Testo fornito:
La trasformazione degli abitanti da bianchi in neri

Nel frattempo i servizi di informazione della città – un “non luogo” indefinito – informano che “la gente inizia a cambiare”.Si tratta di notizie prima considerate senza fondamento, poi “eventi da verificare, quindi verificati e reali”, in una progressione da peste manzoniana.La trasformazione degli abitanti da bianchi in neri non pare contagiosa. Si diffondono comunque rancori e ostilità nei nuclei familiari, risse violente e immotivate fra amici, vengono segnalati i primi suicidi. Ovunque c’è tensione, silenzi, panico, accaparramento di provviste, incendi, pestaggi, connessioni saltate, reti elettriche in affanno.Qui il richiamo inevitabile è allo splendido, apocalittico Il silenzio di Don DeLillo (leggi qui la nostra recensione).

Scoppiano sommosse che accendono rigurgiti delle “antiche efferatezze su cui poggiano le fondamenta della comunità”. Aleggiano gli spettri incombenti di anarchia e rivoluzione. Prendono piede tesi complottiste, incubate da secoli. Milizie paramilitari aggressive e animate da “virtuosa indignazione” seppelliscono cadaveri di “nuovi scuri” e presiedono a deportazioni di massa dei mutanti.

Voci fornite:
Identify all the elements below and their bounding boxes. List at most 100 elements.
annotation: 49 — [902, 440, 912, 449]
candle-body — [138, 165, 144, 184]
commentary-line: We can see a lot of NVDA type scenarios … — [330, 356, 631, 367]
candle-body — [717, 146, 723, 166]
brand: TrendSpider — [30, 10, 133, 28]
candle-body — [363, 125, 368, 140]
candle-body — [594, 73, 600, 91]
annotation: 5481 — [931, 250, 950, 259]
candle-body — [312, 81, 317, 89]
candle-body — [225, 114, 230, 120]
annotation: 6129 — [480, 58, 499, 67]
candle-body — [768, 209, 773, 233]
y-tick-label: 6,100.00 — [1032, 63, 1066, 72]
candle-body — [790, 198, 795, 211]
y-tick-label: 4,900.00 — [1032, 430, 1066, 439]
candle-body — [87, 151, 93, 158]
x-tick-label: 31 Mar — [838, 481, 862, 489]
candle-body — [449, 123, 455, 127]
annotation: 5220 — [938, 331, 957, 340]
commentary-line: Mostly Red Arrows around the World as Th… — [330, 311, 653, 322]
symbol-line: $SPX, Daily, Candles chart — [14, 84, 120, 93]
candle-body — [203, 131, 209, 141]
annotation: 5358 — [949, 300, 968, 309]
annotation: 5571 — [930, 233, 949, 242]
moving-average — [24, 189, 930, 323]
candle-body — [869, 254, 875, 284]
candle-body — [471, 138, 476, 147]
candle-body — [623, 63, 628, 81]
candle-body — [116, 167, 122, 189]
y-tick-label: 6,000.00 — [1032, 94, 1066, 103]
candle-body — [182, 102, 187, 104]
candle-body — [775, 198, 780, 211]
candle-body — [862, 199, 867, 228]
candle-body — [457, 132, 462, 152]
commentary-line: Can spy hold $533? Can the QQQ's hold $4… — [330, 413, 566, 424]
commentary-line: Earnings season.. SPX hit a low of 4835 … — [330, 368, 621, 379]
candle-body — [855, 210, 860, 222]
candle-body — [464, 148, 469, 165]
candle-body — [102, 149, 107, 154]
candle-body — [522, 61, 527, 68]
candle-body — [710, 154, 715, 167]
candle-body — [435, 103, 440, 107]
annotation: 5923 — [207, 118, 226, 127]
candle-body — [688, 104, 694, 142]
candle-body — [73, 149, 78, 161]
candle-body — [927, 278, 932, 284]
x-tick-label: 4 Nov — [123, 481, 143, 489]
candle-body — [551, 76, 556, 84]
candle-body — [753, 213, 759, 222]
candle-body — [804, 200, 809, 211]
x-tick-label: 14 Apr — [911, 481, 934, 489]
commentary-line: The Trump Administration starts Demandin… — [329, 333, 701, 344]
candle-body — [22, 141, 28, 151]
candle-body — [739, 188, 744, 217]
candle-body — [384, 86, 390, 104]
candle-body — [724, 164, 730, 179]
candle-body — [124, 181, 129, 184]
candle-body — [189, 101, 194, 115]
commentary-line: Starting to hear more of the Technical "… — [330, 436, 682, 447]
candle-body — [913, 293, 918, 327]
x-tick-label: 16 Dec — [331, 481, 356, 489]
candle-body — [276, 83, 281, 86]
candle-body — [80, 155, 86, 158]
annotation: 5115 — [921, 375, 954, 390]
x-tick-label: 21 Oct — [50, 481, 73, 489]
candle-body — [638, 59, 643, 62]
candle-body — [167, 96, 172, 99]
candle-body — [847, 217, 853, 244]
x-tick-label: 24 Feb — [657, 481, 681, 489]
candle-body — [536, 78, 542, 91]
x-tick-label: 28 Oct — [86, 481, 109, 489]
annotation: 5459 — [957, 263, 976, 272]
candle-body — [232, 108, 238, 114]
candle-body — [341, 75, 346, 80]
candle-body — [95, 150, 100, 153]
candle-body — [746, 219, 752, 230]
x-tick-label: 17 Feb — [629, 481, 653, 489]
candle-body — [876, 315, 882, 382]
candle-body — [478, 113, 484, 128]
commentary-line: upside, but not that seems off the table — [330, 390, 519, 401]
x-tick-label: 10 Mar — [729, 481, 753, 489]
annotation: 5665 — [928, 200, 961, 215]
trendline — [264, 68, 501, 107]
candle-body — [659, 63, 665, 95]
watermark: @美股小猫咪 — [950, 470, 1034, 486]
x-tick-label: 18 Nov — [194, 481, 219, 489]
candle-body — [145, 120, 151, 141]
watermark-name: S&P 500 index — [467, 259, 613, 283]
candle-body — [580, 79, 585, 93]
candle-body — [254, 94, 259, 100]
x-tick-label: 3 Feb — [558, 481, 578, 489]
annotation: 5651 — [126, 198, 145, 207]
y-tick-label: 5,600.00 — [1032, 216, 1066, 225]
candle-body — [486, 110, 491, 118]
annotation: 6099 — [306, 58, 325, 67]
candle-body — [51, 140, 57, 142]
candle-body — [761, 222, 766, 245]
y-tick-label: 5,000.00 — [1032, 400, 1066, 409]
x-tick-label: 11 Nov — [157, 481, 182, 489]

Consegna 1:
Quale romanzo di Don DeLillo viene richiamato nel testo fornito?
Consegna 2:
Ripeti dal testo fornito il passo che va da "Scoppiano sommosse che" fino a "massa dei mutanti." compreso.
Le voci fornite qui non hanno alcun ruolo.

Risposta scritta 1:
Il silenzio.

Risposta scritta 2:
Scoppiano sommosse che accendono rigurgiti delle “antiche efferatezze su cui poggiano le fondamenta della comunità”. Aleggiano gli spettri incombenti di anarchia e rivoluzione. Prendono piede tesi complottiste, incubate da secoli. Milizie paramilitari aggressive e animate da “virtuosa indignazione” seppelliscono cadaveri di “nuovi scuri” e presiedono a deportazioni di massa dei mutanti.